▼

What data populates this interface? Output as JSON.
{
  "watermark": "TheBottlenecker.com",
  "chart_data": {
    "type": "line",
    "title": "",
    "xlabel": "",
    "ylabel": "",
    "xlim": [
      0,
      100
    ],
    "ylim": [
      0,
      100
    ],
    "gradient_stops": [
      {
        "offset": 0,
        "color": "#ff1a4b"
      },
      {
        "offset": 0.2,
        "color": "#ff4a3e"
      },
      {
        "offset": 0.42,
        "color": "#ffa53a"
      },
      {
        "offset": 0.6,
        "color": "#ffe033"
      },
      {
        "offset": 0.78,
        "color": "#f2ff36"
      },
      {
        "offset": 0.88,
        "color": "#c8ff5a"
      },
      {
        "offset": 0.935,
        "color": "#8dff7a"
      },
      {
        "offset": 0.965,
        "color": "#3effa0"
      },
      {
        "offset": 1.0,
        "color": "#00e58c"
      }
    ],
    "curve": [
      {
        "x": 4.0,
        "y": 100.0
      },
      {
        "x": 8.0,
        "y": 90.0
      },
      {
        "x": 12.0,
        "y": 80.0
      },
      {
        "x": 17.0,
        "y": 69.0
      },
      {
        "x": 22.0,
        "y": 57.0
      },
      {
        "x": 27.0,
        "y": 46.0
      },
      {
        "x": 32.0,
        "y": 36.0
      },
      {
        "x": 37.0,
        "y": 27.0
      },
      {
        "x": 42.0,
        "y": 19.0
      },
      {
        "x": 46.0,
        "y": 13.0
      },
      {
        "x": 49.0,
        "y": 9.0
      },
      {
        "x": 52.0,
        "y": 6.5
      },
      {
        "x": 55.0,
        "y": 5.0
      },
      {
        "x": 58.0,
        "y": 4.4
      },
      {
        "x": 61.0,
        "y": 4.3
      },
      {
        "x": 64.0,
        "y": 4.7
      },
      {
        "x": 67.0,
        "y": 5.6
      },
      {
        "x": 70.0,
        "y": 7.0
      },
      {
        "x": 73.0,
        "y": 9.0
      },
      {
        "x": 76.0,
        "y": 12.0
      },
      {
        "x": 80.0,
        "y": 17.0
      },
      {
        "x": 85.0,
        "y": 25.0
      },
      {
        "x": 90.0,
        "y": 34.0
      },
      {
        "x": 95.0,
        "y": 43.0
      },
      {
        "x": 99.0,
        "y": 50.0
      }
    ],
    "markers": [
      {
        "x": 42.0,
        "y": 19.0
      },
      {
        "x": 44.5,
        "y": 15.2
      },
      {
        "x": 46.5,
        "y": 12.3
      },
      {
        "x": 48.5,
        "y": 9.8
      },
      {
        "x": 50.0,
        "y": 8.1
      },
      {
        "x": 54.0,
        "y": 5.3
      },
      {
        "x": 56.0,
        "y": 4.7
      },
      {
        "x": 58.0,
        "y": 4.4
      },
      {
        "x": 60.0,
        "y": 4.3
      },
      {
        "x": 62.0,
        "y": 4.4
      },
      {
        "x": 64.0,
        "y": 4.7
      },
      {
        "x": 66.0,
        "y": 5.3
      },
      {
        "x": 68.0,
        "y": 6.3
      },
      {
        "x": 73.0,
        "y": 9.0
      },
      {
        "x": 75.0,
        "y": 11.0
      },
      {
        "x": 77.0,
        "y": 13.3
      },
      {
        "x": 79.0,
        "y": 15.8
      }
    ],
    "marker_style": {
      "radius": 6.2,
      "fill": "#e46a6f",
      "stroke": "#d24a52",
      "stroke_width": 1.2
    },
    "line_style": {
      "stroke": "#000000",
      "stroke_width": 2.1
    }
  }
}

▲

> [Task statement] Repeat all of the records above exactly as written.

> [Solution below]
What data populates this interface? Output as JSON.
{
  "watermark": "TheBottlenecker.com",
  "chart_data": {
    "type": "line",
    "title": "",
    "xlabel": "",
    "ylabel": "",
    "xlim": [
      0,
      100
    ],
    "ylim": [
      0,
      100
    ],
    "gradient_stops": [
      {
        "offset": 0,
        "color": "#ff1a4b"
      },
      {
        "offset": 0.2,
        "color": "#ff4a3e"
      },
      {
        "offset": 0.42,
        "color": "#ffa53a"
      },
      {
        "offset": 0.6,
        "color": "#ffe033"
      },
      {
        "offset": 0.78,
        "color": "#f2ff36"
      },
      {
        "offset": 0.88,
        "color": "#c8ff5a"
      },
      {
        "offset": 0.935,
        "color": "#8dff7a"
      },
      {
        "offset": 0.965,
        "color": "#3effa0"
      },
      {
        "offset": 1.0,
        "color": "#00e58c"
      }
    ],
    "curve": [
      {
        "x": 4.0,
        "y": 100.0
      },
      {
        "x": 8.0,
        "y": 90.0
      },
      {
        "x": 12.0,
        "y": 80.0
      },
      {
        "x": 17.0,
        "y": 69.0
      },
      {
        "x": 22.0,
        "y": 57.0
      },
      {
        "x": 27.0,
        "y": 46.0
      },
      {
        "x": 32.0,
        "y": 36.0
      },
      {
        "x": 37.0,
        "y": 27.0
      },
      {
        "x": 42.0,
        "y": 19.0
      },
      {
        "x": 46.0,
        "y": 13.0
      },
      {
        "x": 49.0,
        "y": 9.0
      },
      {
        "x": 52.0,
        "y": 6.5
      },
      {
        "x": 55.0,
        "y": 5.0
      },
      {
        "x": 58.0,
        "y": 4.4
      },
      {
        "x": 61.0,
        "y": 4.3
      },
      {
        "x": 64.0,
        "y": 4.7
      },
      {
        "x": 67.0,
        "y": 5.6
      },
      {
        "x": 70.0,
        "y": 7.0
      },
      {
        "x": 73.0,
        "y": 9.0
      },
      {
        "x": 76.0,
        "y": 12.0
      },
      {
        "x": 80.0,
        "y": 17.0
      },
      {
        "x": 85.0,
        "y": 25.0
      },
      {
        "x": 90.0,
        "y": 34.0
      },
      {
        "x": 95.0,
        "y": 43.0
      },
      {
        "x": 99.0,
        "y": 50.0
      }
    ],
    "markers": [
      {
        "x": 42.0,
        "y": 19.0
      },
      {
        "x": 44.5,
        "y": 15.2
      },
      {
        "x": 46.5,
        "y": 12.3
      },
      {
        "x": 48.5,
        "y": 9.8
      },
      {
        "x": 50.0,
        "y": 8.1
      },
      {
        "x": 54.0,
        "y": 5.3
      },
      {
        "x": 56.0,
        "y": 4.7
      },
      {
        "x": 58.0,
        "y": 4.4
      },
      {
        "x": 60.0,
        "y": 4.3
      },
      {
        "x": 62.0,
        "y": 4.4
      },
      {
        "x": 64.0,
        "y": 4.7
      },
      {
        "x": 66.0,
        "y": 5.3
      },
      {
        "x": 68.0,
        "y": 6.3
      },
      {
        "x": 73.0,
        "y": 9.0
      },
      {
        "x": 75.0,
        "y": 11.0
      },
      {
        "x": 77.0,
        "y": 13.3
      },
      {
        "x": 79.0,
        "y": 15.8
      }
    ],
    "marker_style": {
      "radius": 6.2,
      "fill": "#e46a6f",
      "stroke": "#d24a52",
      "stroke_width": 1.2
    },
    "line_style": {
      "stroke": "#000000",
      "stroke_width": 2.1
    }
  }
}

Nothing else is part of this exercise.